Instructions for the task —
Pull out each line of the data that includes the word "Gratis".

Dataset records:

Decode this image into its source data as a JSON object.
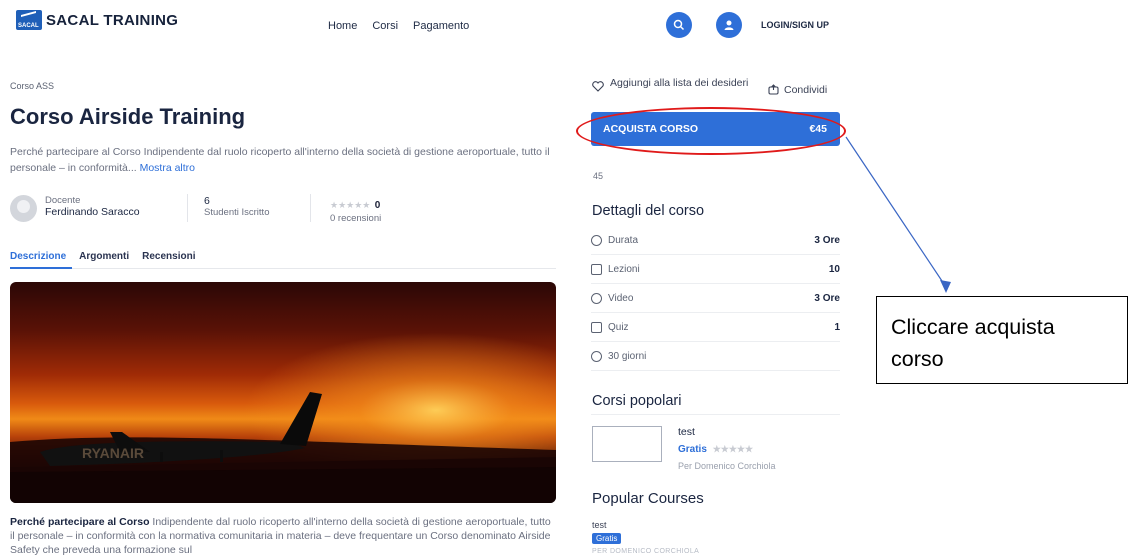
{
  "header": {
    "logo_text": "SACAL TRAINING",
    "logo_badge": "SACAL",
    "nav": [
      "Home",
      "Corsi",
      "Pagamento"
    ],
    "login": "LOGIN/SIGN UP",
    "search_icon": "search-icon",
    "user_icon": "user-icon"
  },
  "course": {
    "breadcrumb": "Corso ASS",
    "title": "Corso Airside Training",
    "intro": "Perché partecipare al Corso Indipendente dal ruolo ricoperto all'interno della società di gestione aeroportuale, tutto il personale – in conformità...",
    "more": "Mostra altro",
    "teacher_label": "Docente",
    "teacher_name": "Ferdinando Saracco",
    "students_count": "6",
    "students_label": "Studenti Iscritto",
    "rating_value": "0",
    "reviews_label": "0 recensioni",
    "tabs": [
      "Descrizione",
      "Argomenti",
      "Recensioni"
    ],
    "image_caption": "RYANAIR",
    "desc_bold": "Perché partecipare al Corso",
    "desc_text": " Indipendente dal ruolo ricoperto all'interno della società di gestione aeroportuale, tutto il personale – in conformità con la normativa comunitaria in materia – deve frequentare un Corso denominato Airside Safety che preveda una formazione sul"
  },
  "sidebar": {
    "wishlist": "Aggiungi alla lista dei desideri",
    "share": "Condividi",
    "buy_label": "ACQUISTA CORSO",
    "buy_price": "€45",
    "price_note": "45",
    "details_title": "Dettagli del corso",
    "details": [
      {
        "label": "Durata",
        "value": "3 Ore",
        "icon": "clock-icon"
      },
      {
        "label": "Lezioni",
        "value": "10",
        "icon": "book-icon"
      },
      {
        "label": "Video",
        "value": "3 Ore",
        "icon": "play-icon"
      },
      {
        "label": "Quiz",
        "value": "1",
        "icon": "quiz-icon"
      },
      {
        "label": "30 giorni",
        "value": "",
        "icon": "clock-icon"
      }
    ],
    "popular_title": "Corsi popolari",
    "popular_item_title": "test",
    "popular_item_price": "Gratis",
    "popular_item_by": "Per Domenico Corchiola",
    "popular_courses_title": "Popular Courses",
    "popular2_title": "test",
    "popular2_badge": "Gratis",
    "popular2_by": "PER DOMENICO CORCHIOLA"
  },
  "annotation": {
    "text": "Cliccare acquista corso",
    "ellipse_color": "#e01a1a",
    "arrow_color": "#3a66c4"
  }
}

The output —
    "popular_item_price": "Gratis",
    "popular2_badge": "Gratis",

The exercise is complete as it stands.